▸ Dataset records
-------
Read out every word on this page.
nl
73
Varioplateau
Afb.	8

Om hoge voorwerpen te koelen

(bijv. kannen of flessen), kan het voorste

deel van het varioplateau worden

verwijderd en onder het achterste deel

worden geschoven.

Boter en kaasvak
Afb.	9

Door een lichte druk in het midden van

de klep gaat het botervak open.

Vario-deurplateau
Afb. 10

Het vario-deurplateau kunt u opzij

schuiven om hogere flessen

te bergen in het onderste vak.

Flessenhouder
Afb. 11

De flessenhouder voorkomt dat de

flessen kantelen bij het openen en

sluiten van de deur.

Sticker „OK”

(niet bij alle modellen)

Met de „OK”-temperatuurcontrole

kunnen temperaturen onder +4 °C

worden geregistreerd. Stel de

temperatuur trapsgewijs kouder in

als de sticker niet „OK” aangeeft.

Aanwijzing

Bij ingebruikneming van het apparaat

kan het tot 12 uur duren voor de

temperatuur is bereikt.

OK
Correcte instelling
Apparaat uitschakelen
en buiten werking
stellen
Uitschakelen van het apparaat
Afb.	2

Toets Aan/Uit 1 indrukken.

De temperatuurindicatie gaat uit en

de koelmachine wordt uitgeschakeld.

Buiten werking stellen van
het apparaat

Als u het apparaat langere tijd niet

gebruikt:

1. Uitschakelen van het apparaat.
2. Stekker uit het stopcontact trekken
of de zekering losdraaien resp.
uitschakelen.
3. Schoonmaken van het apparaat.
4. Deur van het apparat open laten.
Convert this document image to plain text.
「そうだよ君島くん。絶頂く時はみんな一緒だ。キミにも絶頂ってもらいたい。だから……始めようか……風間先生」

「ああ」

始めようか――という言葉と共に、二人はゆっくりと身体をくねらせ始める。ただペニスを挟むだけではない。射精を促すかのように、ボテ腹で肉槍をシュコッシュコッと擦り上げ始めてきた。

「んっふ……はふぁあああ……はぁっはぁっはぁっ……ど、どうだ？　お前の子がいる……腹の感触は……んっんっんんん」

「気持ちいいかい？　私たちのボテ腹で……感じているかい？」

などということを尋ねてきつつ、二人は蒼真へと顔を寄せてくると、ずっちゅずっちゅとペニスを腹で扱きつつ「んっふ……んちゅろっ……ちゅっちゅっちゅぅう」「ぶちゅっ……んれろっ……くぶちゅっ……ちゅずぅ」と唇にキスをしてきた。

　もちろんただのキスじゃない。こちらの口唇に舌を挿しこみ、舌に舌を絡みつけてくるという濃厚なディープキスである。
-------
▸ TASK OBJECTIVE
In the listing above, find the line containing "Convert this document image to plain text.", then reproduce it and each line after it through the end, exactly and with nothing added.

▸ OUTPUT BELOW
Convert this document image to plain text.
「そうだよ君島くん。絶頂く時はみんな一緒だ。キミにも絶頂ってもらいたい。だから……始めようか……風間先生」

「ああ」

始めようか――という言葉と共に、二人はゆっくりと身体をくねらせ始める。ただペニスを挟むだけではない。射精を促すかのように、ボテ腹で肉槍をシュコッシュコッと擦り上げ始めてきた。

「んっふ……はふぁあああ……はぁっはぁっはぁっ……ど、どうだ？　お前の子がいる……腹の感触は……んっんっんんん」

「気持ちいいかい？　私たちのボテ腹で……感じているかい？」

などということを尋ねてきつつ、二人は蒼真へと顔を寄せてくると、ずっちゅずっちゅとペニスを腹で扱きつつ「んっふ……んちゅろっ……ちゅっちゅっちゅぅう」「ぶちゅっ……んれろっ……くぶちゅっ……ちゅずぅ」と唇にキスをしてきた。

　もちろんただのキスじゃない。こちらの口唇に舌を挿しこみ、舌に舌を絡みつけてくるという濃厚なディープキスである。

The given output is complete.